═══ Data provided

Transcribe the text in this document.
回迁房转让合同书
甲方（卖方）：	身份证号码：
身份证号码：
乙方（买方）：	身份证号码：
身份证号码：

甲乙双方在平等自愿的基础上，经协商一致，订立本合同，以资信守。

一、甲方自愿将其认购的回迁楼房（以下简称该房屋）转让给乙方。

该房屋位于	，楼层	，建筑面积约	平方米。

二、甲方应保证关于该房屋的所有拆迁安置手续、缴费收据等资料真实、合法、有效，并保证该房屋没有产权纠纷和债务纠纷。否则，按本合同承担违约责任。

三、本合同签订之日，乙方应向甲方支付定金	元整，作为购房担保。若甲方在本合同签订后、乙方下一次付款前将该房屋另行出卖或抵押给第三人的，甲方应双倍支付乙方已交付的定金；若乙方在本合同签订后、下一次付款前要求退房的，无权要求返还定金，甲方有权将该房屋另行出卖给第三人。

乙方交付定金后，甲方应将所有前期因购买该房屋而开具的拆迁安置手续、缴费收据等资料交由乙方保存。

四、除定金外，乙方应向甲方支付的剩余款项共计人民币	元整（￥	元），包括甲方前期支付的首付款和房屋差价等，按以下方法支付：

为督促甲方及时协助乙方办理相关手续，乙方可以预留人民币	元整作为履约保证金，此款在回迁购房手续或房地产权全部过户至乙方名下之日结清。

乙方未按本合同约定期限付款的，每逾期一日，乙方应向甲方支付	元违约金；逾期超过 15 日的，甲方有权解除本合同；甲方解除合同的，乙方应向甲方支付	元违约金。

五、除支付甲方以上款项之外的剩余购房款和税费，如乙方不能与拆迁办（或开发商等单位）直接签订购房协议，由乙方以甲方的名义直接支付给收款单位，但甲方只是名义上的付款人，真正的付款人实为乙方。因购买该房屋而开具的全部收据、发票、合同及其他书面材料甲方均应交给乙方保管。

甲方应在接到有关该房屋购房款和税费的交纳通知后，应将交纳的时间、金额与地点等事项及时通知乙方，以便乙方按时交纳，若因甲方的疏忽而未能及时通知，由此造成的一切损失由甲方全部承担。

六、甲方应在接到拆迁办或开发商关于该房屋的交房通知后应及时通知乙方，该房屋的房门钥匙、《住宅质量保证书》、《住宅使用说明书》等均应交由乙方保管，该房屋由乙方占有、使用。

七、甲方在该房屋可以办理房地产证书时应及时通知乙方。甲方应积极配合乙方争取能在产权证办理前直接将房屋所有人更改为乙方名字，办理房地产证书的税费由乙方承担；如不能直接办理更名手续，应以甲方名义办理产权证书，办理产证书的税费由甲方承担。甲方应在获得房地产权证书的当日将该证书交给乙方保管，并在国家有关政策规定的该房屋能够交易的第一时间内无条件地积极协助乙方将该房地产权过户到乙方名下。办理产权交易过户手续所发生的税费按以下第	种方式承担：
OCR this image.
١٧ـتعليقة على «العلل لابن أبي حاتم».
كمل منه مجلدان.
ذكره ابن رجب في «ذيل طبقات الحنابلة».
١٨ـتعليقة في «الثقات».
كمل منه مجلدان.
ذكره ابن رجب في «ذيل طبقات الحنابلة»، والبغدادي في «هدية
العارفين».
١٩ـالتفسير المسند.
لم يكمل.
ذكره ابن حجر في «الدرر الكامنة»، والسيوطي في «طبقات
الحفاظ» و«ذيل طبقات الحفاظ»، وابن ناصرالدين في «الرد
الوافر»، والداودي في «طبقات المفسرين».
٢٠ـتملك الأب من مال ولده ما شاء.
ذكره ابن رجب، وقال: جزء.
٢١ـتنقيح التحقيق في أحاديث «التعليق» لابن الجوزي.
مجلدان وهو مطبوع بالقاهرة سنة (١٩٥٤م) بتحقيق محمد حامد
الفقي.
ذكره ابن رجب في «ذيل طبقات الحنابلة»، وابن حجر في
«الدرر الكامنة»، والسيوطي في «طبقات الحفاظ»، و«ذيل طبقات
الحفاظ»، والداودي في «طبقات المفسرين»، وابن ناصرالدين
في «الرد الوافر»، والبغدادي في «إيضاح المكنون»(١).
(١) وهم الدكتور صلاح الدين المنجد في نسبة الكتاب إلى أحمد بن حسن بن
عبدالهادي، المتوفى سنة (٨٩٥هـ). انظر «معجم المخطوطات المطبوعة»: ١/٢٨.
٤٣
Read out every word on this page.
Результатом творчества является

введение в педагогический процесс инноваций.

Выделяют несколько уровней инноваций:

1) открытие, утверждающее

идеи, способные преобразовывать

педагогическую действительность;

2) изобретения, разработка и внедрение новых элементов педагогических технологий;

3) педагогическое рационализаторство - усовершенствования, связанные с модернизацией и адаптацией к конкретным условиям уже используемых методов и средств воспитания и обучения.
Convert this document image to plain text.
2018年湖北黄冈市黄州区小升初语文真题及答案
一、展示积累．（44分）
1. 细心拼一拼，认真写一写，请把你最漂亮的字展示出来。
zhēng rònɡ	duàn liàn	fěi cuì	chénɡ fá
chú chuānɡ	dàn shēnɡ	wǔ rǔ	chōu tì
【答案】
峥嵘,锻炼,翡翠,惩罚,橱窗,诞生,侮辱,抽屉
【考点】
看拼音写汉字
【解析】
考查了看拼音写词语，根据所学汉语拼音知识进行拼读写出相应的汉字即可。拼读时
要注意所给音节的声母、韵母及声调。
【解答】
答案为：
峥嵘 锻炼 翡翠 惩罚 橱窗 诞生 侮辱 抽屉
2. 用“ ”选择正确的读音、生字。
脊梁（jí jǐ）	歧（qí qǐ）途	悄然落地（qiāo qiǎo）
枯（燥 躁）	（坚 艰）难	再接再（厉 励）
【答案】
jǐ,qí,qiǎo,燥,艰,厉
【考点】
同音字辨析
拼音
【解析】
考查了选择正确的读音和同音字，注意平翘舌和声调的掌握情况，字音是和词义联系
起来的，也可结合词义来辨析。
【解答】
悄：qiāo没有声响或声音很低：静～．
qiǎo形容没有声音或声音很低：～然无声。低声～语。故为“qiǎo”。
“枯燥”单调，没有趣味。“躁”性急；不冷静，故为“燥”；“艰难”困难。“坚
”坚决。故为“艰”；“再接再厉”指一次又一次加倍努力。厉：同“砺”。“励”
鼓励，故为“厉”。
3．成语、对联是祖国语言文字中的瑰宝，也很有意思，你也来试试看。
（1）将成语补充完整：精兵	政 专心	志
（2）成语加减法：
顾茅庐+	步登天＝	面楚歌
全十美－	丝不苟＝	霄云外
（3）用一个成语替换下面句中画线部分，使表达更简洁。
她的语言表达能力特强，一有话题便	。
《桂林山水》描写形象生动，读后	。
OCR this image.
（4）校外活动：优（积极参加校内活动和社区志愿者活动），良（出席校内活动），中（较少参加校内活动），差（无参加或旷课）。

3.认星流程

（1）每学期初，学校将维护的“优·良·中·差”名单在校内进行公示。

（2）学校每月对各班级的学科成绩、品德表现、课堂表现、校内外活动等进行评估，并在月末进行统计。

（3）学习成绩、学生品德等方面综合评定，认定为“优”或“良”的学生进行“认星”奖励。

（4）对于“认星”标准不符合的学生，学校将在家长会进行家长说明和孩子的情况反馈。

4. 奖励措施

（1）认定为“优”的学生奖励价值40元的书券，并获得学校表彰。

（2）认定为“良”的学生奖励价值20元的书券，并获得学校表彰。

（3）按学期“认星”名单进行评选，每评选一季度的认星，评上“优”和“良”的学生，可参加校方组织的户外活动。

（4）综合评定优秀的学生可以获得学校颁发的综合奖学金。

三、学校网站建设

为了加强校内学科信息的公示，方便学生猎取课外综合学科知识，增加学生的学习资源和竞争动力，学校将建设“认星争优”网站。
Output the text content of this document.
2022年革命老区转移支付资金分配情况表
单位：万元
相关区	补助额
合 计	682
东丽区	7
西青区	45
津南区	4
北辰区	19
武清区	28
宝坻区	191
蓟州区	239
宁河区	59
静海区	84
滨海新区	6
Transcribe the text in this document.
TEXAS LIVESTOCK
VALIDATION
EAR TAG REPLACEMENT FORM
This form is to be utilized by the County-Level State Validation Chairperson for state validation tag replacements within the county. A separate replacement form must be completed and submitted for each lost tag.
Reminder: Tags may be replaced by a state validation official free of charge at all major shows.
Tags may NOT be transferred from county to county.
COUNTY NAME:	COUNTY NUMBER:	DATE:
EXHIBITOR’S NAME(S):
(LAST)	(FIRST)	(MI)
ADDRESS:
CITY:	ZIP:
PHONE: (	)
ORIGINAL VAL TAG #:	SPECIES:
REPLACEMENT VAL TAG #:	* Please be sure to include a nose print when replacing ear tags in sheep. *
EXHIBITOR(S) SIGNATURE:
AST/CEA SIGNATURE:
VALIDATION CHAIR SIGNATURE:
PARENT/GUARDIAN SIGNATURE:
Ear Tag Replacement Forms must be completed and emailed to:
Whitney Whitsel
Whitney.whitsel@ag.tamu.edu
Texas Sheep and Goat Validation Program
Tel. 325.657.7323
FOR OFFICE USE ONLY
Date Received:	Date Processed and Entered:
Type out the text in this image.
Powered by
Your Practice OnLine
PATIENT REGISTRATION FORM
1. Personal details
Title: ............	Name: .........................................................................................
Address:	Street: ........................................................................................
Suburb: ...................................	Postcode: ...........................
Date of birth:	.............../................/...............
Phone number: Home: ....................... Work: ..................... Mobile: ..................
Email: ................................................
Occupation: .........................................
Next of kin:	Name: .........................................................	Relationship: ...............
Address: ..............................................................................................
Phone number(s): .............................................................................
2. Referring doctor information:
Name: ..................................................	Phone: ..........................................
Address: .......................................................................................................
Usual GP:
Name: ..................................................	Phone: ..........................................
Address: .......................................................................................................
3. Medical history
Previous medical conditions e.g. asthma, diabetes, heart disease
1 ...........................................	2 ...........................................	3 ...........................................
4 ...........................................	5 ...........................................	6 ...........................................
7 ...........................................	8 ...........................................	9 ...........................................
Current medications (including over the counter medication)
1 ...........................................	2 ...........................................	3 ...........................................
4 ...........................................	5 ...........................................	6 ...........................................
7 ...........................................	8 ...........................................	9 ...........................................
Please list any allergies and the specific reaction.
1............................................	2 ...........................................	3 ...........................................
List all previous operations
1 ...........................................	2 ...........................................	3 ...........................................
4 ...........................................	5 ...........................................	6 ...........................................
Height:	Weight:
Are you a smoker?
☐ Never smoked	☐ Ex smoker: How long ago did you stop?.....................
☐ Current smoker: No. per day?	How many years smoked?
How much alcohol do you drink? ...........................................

══════

Short exercise =
Locate the word "والبغدادي" in the records and collect each line it appears in.

Solution for this problem =
ذكره ابن رجب في «ذيل طبقات الحنابلة»، والبغدادي في «هدية
في «الرد الوافر»، والبغدادي في «إيضاح المكنون»(١).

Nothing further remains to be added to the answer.